## DATA EXTRACT
* * * * * * * * *

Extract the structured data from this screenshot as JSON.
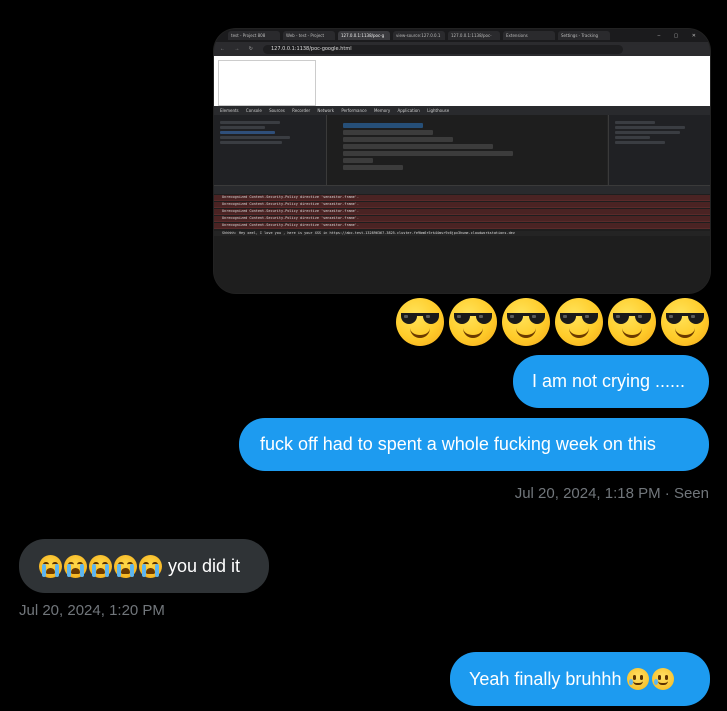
{
  "screenshot": {
    "tabs": [
      "test - Project 808",
      "Web - test - Project",
      "127.0.0.1:1138/poc-g",
      "view-source:127.0.0.1",
      "127.0.0.1:1138/poc-",
      "Extensions",
      "Settings - Tracking"
    ],
    "url": "127.0.0.1:1138/poc-google.html",
    "devtools_tabs": "Elements Console Sources Recorder Network Performance Memory Application Lighthouse",
    "console_lines": [
      "Unrecognized Content-Security-Policy directive 'senseitor-frame'.",
      "Unrecognized Content-Security-Policy directive 'senseitor-frame'.",
      "Unrecognized Content-Security-Policy directive 'senseitor-frame'.",
      "Unrecognized Content-Security-Policy directive 'senseitor-frame'.",
      "Unrecognized Content-Security-Policy directive 'senseitor-frame'."
    ],
    "message_line": "Shhhhh: Hey xeel, I love you , here is your XSS in https://abc-test-132896367-3825.cluster-fe9bm6r5rk44msr9c6jpx3hume.cloudworkstations.dev"
  },
  "messages": [
    {
      "text": "I am not crying ......",
      "direction": "sent"
    },
    {
      "text": "fuck off had to spent a whole fucking week on this",
      "direction": "sent"
    },
    {
      "text": "you did it",
      "direction": "received"
    },
    {
      "text": "Yeah finally bruhhh",
      "direction": "sent"
    }
  ],
  "timestamps": {
    "sent_seen": "Jul 20, 2024, 1:18 PM · Seen",
    "received": "Jul 20, 2024, 1:20 PM"
  },
  "emojis": {
    "cool_row": "smiling-face-with-sunglasses x6",
    "you_did_it_prefix": "loudly-crying-face x5",
    "finally_suffix": "face-holding-back-tears x2"
  },
  "colors": {
    "sent_bubble": "#1d9bf0",
    "received_bubble": "#2f3336",
    "meta_text": "#71767b",
    "background": "#000000"
  }
}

* * * * * * * * *

## SET EXERCISE
Which lines contain "face"? Show each of them.

## ANSWER
    "cool_row": "smiling-face-with-sunglasses x6",
    "you_did_it_prefix": "loudly-crying-face x5",
    "finally_suffix": "face-holding-back-tears x2"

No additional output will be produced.